-- begin RECORDS SUPPLIED --

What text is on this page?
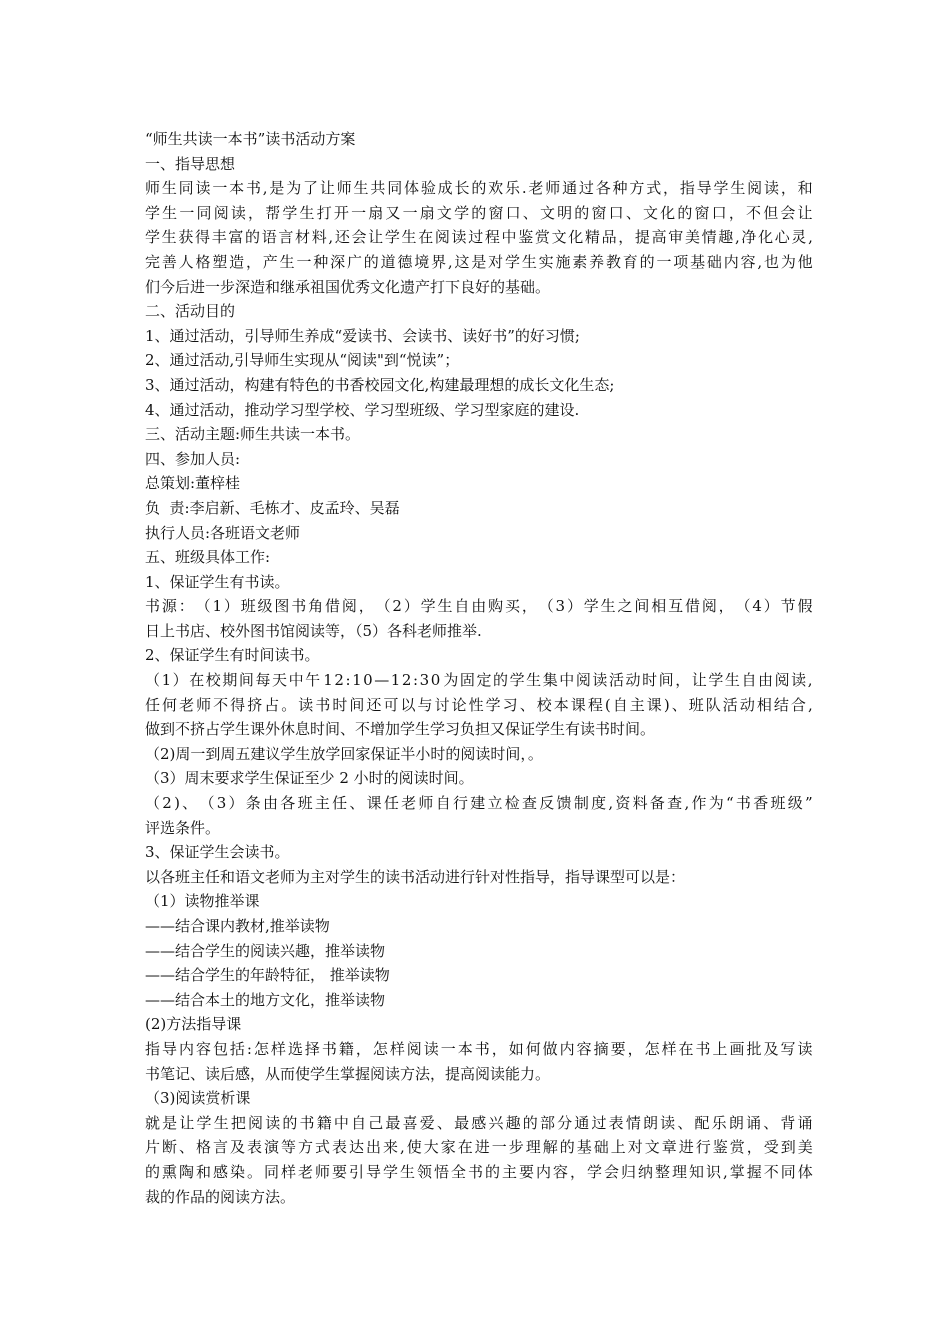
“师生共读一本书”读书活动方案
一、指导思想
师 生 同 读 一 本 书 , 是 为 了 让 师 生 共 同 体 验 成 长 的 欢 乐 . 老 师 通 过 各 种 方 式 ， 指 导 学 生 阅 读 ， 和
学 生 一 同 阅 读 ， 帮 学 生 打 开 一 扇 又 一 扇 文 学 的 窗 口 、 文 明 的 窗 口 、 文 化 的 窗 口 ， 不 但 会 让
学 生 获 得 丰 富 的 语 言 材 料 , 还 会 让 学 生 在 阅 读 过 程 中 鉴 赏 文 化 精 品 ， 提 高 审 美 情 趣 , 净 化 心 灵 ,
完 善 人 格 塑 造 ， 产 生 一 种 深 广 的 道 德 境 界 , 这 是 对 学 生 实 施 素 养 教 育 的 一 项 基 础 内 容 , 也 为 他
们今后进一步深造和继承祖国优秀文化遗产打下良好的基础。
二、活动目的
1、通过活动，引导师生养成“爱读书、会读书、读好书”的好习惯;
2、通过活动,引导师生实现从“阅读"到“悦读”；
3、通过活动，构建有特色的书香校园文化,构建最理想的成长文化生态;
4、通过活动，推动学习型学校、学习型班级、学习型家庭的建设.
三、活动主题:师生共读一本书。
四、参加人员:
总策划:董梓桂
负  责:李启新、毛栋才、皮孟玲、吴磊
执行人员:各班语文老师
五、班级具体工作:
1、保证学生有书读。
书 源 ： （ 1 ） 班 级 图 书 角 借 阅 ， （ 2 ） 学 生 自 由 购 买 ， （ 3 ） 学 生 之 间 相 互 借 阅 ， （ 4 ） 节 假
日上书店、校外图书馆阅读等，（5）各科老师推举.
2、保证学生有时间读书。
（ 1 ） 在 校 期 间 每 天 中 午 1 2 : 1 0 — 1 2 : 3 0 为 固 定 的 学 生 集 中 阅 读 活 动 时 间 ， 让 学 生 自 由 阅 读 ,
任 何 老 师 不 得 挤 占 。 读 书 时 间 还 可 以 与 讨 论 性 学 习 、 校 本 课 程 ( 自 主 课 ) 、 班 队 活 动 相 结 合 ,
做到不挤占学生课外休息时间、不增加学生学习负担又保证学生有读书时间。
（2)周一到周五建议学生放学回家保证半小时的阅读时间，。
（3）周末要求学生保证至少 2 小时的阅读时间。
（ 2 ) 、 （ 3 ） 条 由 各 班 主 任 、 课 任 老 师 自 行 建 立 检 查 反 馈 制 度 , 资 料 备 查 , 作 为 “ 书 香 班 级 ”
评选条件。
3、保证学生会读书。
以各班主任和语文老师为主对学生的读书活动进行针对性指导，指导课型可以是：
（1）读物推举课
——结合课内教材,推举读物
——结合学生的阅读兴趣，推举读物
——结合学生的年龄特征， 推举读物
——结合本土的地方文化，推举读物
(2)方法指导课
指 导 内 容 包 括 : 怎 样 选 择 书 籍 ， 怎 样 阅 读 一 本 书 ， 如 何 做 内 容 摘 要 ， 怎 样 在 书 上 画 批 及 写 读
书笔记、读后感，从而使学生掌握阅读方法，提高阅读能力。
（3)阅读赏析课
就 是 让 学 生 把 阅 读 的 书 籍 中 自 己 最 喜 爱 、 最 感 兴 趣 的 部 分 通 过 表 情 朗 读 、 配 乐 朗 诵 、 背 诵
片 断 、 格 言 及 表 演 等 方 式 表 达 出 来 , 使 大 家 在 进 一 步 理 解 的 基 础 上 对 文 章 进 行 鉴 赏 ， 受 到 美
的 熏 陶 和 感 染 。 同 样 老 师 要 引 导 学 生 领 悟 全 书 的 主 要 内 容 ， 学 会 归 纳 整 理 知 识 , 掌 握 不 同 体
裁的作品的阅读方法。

-- end RECORDS SUPPLIED --
-- begin RECORDS SUPPLIED --

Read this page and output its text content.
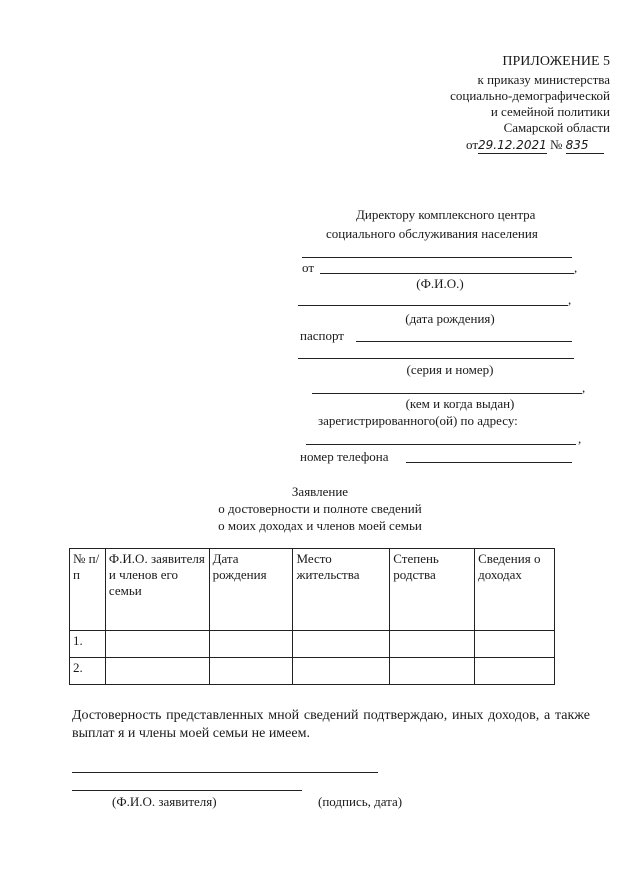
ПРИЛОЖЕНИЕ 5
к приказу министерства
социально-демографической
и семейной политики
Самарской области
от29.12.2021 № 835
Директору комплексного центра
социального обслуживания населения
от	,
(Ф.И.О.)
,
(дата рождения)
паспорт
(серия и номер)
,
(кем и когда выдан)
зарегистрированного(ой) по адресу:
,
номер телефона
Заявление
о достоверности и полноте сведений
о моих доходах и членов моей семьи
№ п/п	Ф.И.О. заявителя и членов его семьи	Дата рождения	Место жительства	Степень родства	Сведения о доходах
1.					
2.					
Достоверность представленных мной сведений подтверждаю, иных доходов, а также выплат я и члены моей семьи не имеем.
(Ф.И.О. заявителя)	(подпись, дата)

-- end RECORDS SUPPLIED --

Using the records above, select and copy every line that has the word "членов".

о моих доходах и членов моей семьи
№ п/п	Ф.И.О. заявителя и членов его семьи	Дата рождения	Место жительства	Степень родства	Сведения о доходах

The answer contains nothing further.